[Entries taken from a collection]
-------------------------

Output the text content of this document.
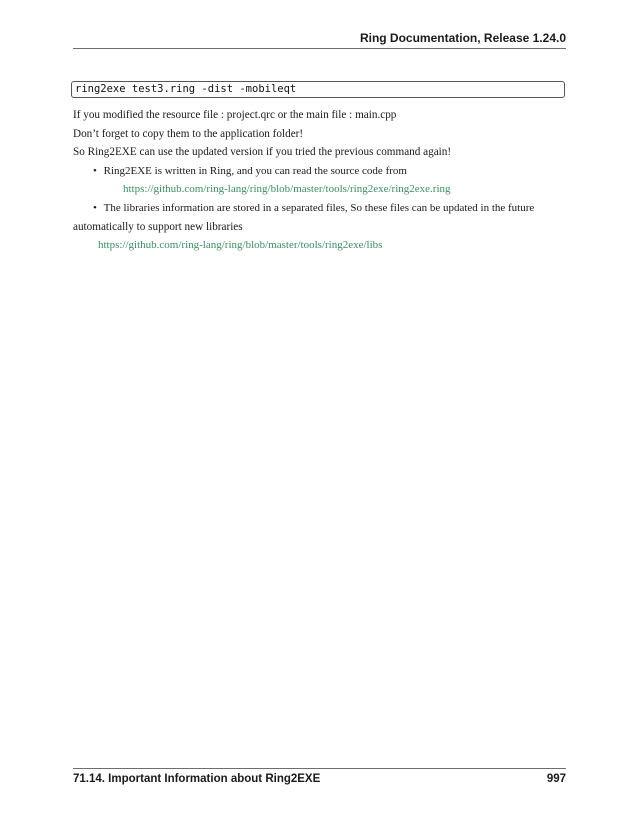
Ring Documentation, Release 1.24.0
ring2exe test3.ring -dist -mobileqt
If you modified the resource file : project.qrc or the main file : main.cpp
Don’t forget to copy them to the application folder!
So Ring2EXE can use the updated version if you tried the previous command again!
• Ring2EXE is written in Ring, and you can read the source code from
https://github.com/ring-lang/ring/blob/master/tools/ring2exe/ring2exe.ring
• The libraries information are stored in a separated files, So these files can be updated in the future
automatically to support new libraries
https://github.com/ring-lang/ring/blob/master/tools/ring2exe/libs
71.14. Important Information about Ring2EXE	997
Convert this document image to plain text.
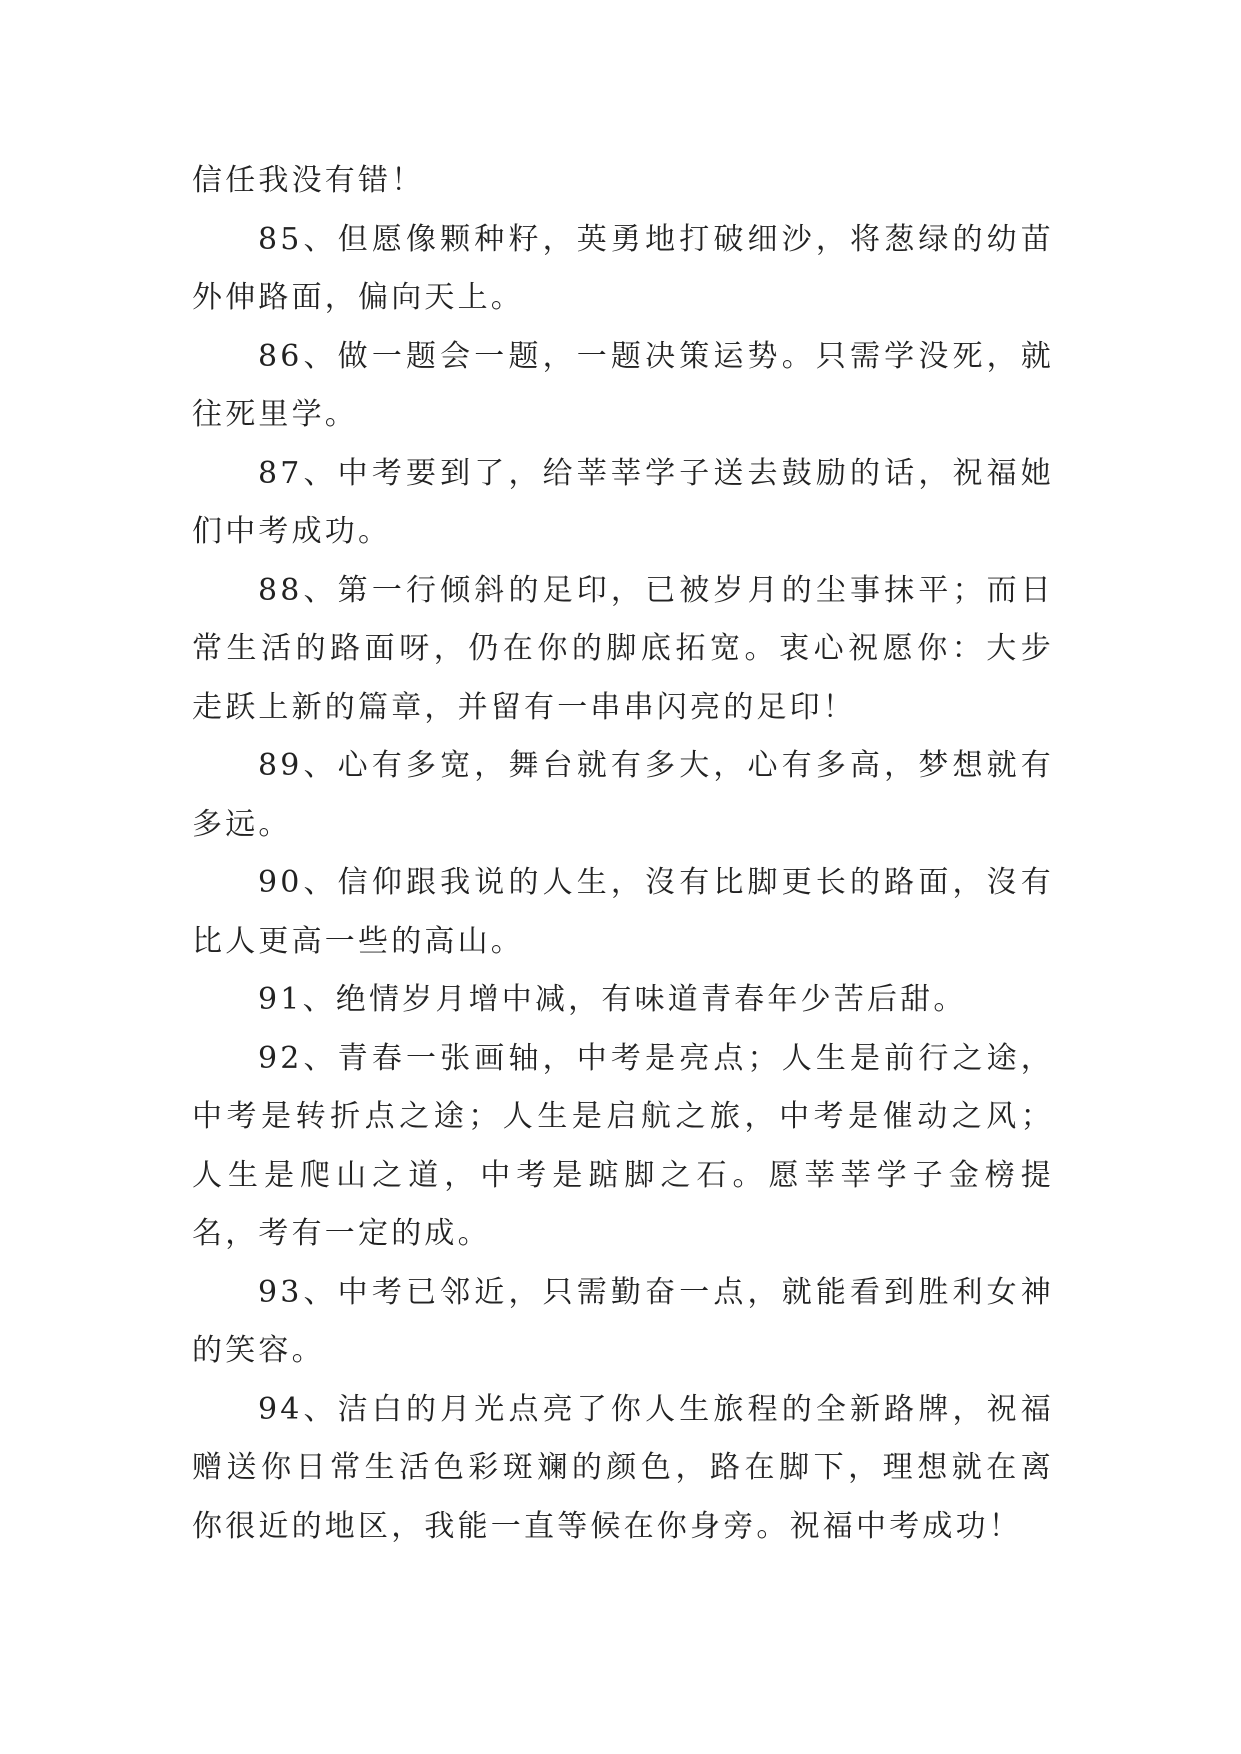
信任我没有错！

85、但愿像颗种籽，英勇地打破细沙，将葱绿的幼苗外伸路面，偏向天上。

86、做一题会一题，一题决策运势。只需学没死，就往死里学。

87、中考要到了，给莘莘学子送去鼓励的话，祝福她们中考成功。

88、第一行倾斜的足印，已被岁月的尘事抹平；而日常生活的路面呀，仍在你的脚底拓宽。衷心祝愿你：大步走跃上新的篇章，并留有一串串闪亮的足印！

89、心有多宽，舞台就有多大，心有多高，梦想就有多远。

90、信仰跟我说的人生，沒有比脚更长的路面，沒有比人更高一些的高山。

91、绝情岁月增中减，有味道青春年少苦后甜。

92、青春一张画轴，中考是亮点；人生是前行之途，中考是转折点之途；人生是启航之旅，中考是催动之风；人生是爬山之道，中考是踮脚之石。愿莘莘学子金榜提名，考有一定的成。

93、中考已邻近，只需勤奋一点，就能看到胜利女神的笑容。

94、洁白的月光点亮了你人生旅程的全新路牌，祝福赠送你日常生活色彩斑斓的颜色，路在脚下，理想就在离你很近的地区，我能一直等候在你身旁。祝福中考成功！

-------------------------

Instruction.
Excluding pictures, copy exactly the lines from the line containing "Convert this document image to plain text." through the last line of the data, inclusive.

Answer to this exercise.
Convert this document image to plain text.
信任我没有错！

85、但愿像颗种籽，英勇地打破细沙，将葱绿的幼苗外伸路面，偏向天上。

86、做一题会一题，一题决策运势。只需学没死，就往死里学。

87、中考要到了，给莘莘学子送去鼓励的话，祝福她们中考成功。

88、第一行倾斜的足印，已被岁月的尘事抹平；而日常生活的路面呀，仍在你的脚底拓宽。衷心祝愿你：大步走跃上新的篇章，并留有一串串闪亮的足印！

89、心有多宽，舞台就有多大，心有多高，梦想就有多远。

90、信仰跟我说的人生，沒有比脚更长的路面，沒有比人更高一些的高山。

91、绝情岁月增中减，有味道青春年少苦后甜。

92、青春一张画轴，中考是亮点；人生是前行之途，中考是转折点之途；人生是启航之旅，中考是催动之风；人生是爬山之道，中考是踮脚之石。愿莘莘学子金榜提名，考有一定的成。

93、中考已邻近，只需勤奋一点，就能看到胜利女神的笑容。

94、洁白的月光点亮了你人生旅程的全新路牌，祝福赠送你日常生活色彩斑斓的颜色，路在脚下，理想就在离你很近的地区，我能一直等候在你身旁。祝福中考成功！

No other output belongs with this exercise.